— start of RECORDS FOR THE EXERCISE —

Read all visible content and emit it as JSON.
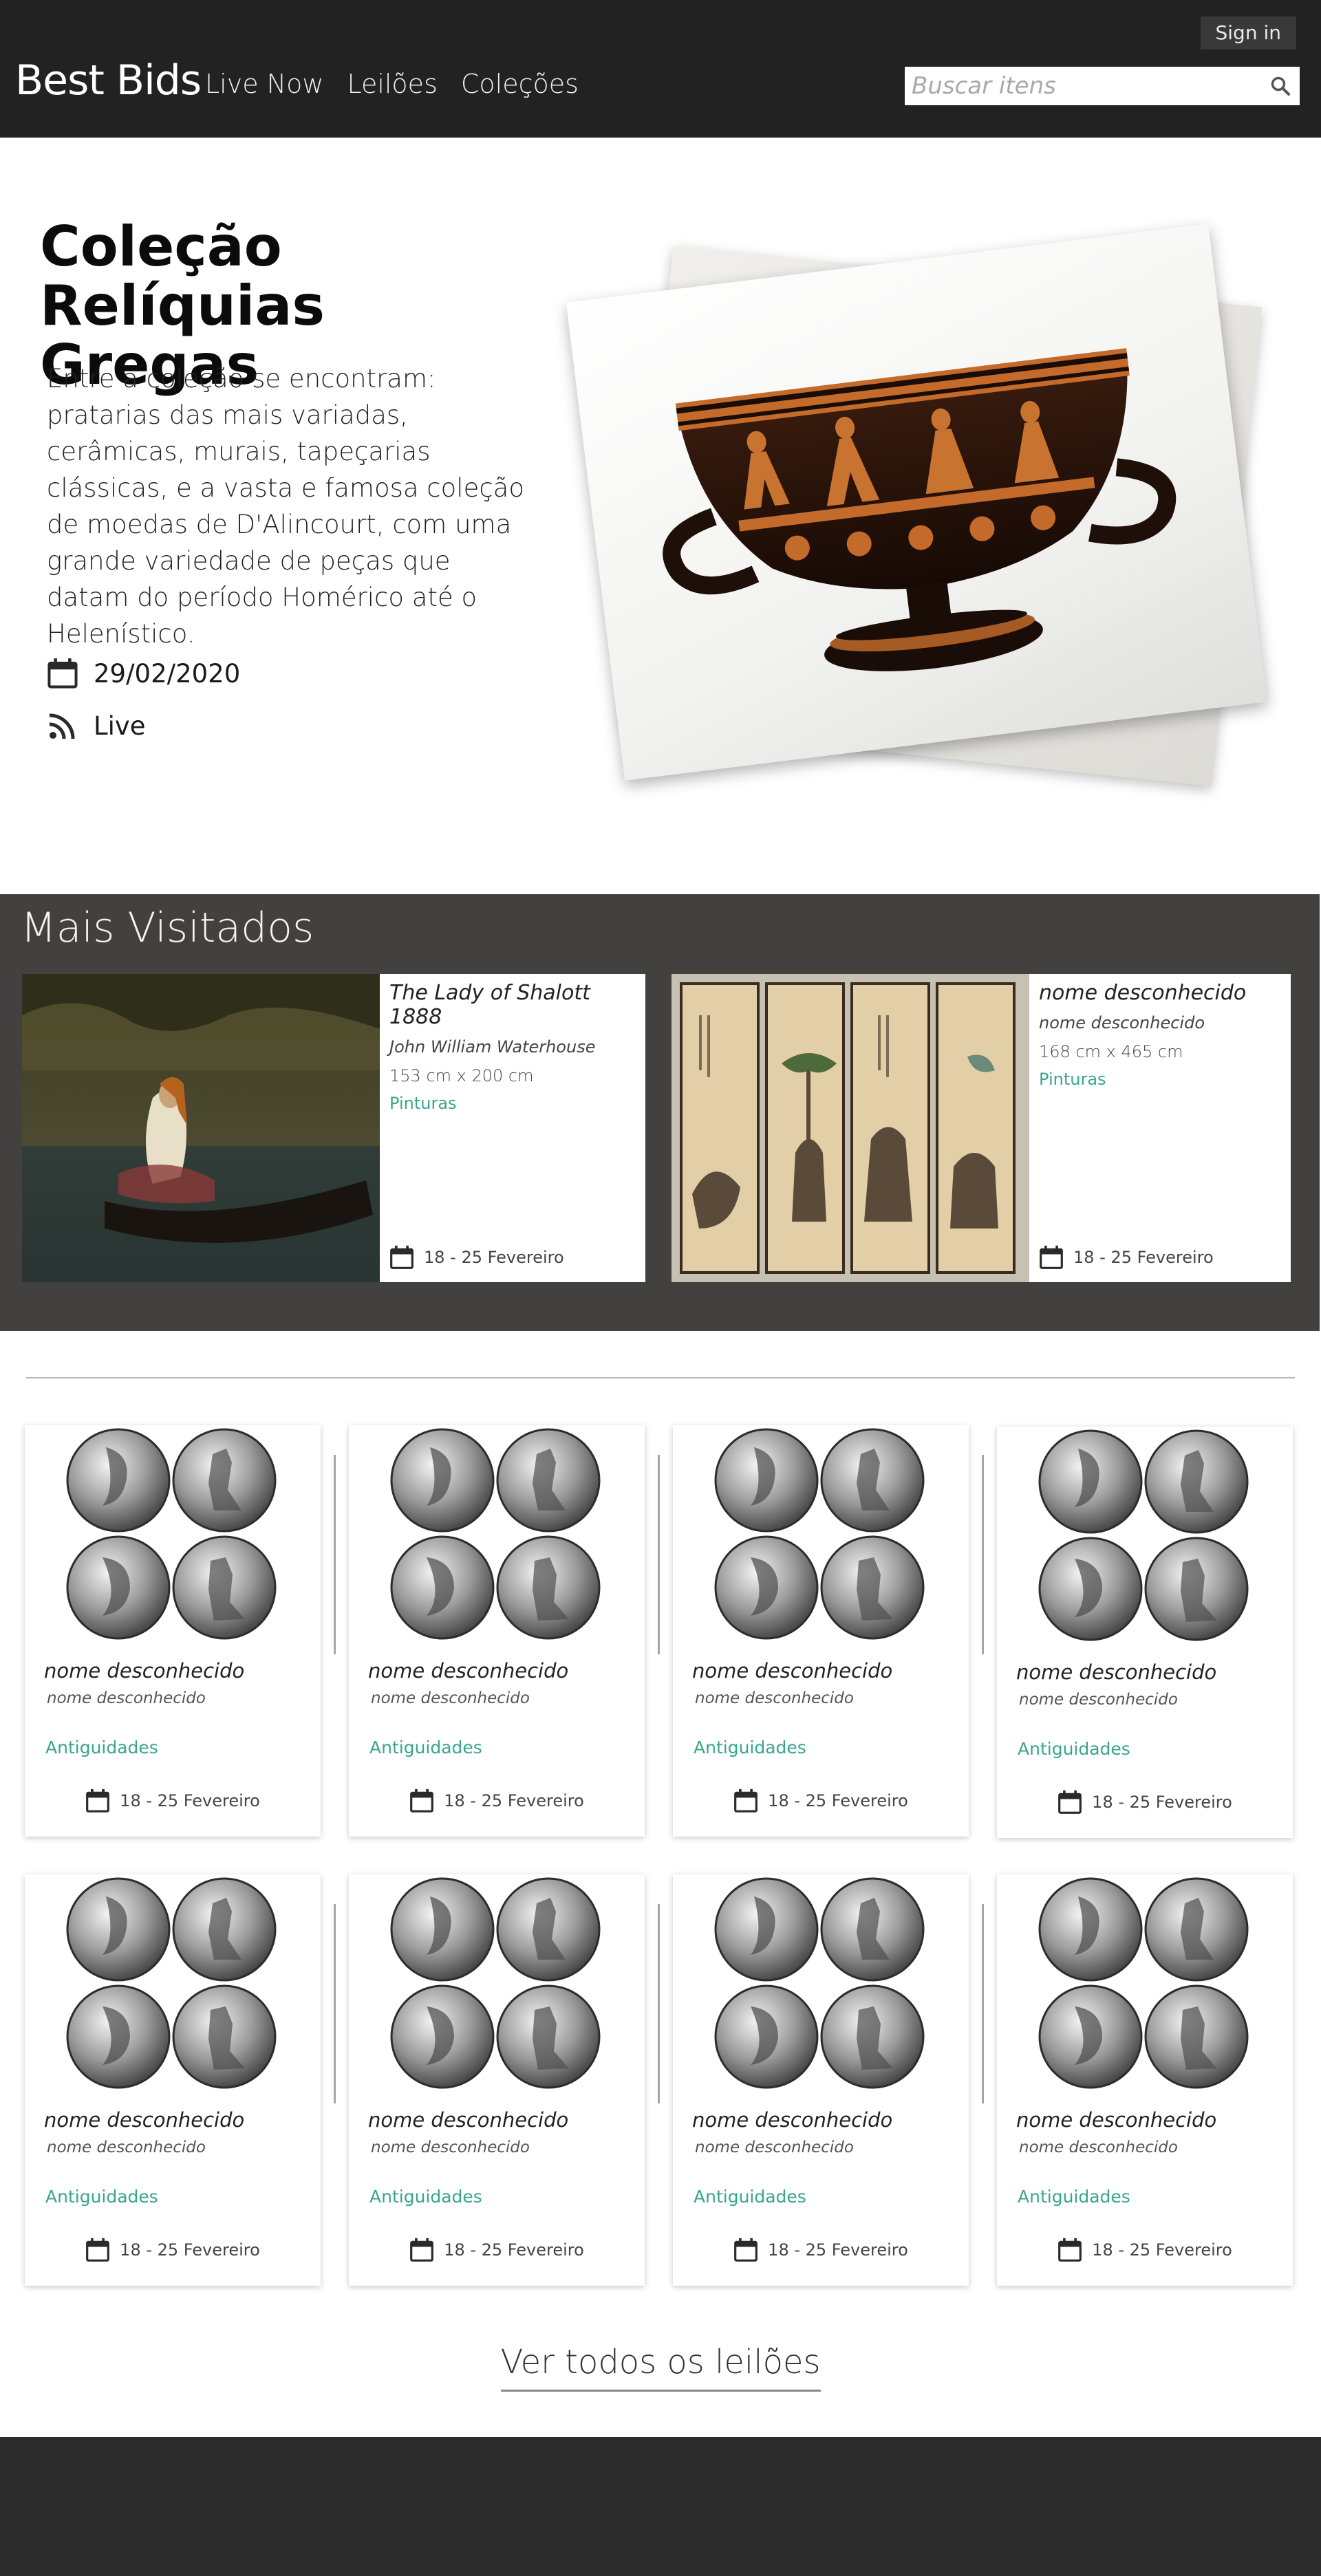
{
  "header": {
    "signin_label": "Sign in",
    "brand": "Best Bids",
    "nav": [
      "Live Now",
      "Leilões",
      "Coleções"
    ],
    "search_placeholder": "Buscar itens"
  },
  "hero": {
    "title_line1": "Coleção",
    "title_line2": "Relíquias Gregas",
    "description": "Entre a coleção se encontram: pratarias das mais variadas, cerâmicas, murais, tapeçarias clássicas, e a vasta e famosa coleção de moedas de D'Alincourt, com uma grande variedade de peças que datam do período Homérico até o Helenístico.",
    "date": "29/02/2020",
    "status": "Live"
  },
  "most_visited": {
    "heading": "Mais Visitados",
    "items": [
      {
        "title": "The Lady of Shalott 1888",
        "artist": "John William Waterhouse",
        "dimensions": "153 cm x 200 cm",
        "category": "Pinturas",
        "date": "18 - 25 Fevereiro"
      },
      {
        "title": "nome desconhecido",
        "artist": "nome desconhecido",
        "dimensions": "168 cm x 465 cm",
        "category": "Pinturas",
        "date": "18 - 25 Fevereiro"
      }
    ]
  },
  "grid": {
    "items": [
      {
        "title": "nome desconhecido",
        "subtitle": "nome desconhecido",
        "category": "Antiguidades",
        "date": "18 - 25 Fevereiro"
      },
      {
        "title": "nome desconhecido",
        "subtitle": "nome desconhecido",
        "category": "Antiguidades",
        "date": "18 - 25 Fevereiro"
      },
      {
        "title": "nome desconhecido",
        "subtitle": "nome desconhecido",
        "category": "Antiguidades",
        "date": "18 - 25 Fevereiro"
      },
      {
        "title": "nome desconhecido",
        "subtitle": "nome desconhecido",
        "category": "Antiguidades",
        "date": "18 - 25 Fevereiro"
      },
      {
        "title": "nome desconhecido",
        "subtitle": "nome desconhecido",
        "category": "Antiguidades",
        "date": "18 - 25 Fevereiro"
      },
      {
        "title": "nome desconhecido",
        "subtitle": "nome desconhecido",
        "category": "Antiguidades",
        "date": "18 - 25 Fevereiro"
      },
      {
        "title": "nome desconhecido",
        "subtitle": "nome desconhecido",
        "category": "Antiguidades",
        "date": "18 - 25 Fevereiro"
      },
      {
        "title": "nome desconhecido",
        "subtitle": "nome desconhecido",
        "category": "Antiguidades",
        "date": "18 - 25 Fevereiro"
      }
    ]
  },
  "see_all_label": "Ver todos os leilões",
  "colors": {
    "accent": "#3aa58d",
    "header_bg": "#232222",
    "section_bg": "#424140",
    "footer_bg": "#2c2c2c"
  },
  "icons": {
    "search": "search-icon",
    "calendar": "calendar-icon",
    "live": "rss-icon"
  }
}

— end of RECORDS FOR THE EXERCISE —

- WHAT YOU WILL DO
Select the lines in this material that hold the word "dimensions", leaving none out.

- SOLVED PROBLEM
        "dimensions": "153 cm x 200 cm",
        "dimensions": "168 cm x 465 cm",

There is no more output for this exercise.